• **TASK OBJECTIVE**
Scan each line of the records for the word "entre" and extract the ones that have it.

• **RAW DATA**
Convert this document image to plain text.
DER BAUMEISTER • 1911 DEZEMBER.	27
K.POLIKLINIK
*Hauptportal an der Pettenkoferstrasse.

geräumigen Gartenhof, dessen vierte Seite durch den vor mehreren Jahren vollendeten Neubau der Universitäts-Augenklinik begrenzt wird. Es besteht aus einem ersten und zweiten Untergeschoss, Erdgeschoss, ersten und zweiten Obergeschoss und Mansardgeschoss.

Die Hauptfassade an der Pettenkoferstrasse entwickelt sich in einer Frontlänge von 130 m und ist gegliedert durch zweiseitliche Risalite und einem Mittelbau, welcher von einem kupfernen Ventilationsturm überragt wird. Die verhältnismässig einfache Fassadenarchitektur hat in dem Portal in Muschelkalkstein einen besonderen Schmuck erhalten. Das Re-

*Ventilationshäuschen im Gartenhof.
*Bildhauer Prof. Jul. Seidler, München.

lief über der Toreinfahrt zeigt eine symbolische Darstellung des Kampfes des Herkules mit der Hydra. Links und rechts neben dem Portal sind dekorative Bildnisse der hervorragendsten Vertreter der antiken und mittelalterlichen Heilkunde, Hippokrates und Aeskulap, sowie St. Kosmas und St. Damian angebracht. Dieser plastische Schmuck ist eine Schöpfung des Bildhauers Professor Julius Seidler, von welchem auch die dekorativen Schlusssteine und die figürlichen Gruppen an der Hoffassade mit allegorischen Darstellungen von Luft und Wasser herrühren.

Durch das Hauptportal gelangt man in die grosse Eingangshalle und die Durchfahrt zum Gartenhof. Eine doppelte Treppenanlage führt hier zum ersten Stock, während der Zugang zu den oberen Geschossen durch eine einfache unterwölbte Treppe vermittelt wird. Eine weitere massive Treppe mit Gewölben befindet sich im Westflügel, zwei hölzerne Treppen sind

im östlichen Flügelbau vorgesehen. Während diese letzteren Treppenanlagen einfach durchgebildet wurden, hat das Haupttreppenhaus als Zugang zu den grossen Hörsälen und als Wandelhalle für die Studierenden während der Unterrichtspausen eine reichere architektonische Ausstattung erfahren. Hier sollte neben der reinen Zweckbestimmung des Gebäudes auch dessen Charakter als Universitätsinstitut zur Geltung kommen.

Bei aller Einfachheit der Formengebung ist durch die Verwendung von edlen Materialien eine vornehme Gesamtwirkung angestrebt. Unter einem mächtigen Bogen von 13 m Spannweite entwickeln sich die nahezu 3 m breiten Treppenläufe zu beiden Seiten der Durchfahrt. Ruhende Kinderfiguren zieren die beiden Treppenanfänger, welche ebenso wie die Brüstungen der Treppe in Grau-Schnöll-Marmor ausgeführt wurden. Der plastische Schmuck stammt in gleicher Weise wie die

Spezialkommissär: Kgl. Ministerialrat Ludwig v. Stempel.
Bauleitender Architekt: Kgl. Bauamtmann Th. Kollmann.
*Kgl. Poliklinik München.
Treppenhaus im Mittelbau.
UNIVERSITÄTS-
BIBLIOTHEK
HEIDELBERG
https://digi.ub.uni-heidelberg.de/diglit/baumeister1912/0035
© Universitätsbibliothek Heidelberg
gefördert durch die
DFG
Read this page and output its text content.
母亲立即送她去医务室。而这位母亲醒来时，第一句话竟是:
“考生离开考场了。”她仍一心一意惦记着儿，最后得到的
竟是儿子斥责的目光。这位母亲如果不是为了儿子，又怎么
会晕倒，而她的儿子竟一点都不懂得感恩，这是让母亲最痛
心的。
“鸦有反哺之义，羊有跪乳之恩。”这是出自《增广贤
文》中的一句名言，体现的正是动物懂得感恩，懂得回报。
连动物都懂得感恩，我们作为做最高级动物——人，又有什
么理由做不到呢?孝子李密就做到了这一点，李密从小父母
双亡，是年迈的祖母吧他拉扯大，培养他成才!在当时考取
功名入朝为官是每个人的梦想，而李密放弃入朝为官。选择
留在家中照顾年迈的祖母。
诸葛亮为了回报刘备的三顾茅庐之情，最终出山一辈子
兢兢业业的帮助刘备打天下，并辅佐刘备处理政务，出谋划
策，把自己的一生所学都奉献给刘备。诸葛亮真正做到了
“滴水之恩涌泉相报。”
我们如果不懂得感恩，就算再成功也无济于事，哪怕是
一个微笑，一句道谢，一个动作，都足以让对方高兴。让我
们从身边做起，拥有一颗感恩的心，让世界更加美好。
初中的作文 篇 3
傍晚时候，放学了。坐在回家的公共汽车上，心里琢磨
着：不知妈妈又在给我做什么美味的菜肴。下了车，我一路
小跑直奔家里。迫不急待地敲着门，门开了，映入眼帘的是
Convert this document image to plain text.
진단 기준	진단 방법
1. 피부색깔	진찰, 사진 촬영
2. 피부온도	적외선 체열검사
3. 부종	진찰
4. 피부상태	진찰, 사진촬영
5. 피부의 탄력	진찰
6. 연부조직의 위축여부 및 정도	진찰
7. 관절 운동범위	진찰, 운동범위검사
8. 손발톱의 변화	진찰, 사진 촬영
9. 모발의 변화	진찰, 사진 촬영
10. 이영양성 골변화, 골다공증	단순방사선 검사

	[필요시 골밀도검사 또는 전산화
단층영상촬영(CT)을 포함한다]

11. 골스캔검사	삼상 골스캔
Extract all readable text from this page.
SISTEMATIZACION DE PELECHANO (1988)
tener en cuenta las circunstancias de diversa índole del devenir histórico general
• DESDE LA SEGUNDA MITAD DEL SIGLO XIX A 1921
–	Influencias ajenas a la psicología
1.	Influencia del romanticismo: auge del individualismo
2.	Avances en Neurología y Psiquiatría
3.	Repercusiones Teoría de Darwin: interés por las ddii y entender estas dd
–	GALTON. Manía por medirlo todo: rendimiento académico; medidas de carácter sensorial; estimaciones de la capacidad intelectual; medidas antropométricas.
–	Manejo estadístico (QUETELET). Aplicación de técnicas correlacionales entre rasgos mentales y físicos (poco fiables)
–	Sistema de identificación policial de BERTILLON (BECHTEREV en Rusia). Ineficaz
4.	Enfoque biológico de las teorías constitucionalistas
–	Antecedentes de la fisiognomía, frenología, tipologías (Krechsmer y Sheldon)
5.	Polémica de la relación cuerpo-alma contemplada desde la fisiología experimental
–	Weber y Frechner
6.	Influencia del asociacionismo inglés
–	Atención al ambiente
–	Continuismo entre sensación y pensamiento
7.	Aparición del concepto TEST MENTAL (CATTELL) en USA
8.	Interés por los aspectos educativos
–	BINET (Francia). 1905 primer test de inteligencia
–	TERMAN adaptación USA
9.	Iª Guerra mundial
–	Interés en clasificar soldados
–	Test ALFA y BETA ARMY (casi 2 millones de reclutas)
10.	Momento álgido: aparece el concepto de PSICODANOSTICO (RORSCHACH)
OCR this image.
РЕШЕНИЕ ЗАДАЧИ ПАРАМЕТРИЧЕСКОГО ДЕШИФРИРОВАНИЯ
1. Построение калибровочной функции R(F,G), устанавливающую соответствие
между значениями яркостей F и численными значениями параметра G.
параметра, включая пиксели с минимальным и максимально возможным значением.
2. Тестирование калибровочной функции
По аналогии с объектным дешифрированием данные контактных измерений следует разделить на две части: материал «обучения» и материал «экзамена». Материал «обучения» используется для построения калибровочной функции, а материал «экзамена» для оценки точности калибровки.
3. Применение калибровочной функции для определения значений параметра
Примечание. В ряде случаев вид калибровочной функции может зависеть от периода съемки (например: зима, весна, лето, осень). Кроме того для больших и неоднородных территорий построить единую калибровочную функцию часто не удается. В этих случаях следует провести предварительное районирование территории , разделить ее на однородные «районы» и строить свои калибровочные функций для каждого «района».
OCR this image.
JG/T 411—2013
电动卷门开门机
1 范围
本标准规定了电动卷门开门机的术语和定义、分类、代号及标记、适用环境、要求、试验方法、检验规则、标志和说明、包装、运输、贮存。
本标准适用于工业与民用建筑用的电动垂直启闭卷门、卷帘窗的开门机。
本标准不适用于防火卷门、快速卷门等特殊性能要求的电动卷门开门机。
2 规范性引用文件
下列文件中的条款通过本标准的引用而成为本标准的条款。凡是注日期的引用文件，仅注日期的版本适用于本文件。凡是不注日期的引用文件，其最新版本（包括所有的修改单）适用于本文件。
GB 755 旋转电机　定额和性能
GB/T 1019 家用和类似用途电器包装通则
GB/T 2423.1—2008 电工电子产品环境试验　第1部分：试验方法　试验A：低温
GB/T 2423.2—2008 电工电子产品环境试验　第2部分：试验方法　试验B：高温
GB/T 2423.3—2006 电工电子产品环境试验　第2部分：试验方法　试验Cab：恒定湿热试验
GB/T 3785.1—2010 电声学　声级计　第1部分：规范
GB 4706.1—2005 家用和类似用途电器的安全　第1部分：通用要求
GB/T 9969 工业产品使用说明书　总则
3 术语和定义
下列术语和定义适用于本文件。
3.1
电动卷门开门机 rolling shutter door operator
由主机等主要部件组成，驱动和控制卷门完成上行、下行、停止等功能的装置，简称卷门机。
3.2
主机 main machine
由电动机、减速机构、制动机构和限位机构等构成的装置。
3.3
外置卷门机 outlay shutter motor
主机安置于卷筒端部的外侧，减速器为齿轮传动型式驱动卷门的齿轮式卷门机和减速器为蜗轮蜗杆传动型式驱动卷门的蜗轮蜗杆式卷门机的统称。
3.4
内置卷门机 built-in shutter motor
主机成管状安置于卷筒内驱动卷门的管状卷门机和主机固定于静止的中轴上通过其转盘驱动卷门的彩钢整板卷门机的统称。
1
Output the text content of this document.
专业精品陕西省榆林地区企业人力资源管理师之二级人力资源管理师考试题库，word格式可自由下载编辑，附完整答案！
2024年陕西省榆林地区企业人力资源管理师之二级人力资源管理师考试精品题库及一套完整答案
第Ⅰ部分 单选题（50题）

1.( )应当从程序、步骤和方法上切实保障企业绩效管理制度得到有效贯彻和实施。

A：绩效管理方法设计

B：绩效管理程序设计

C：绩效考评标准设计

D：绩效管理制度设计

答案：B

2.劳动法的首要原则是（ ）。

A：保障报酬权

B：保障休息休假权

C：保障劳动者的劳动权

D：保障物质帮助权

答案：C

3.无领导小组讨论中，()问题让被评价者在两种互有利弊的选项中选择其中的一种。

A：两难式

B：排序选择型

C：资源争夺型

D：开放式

• **CORRECT OUTPUT**
–	Manejo estadístico (QUETELET). Aplicación de técnicas correlacionales entre rasgos mentales y físicos (poco fiables)
–	Continuismo entre sensación y pensamiento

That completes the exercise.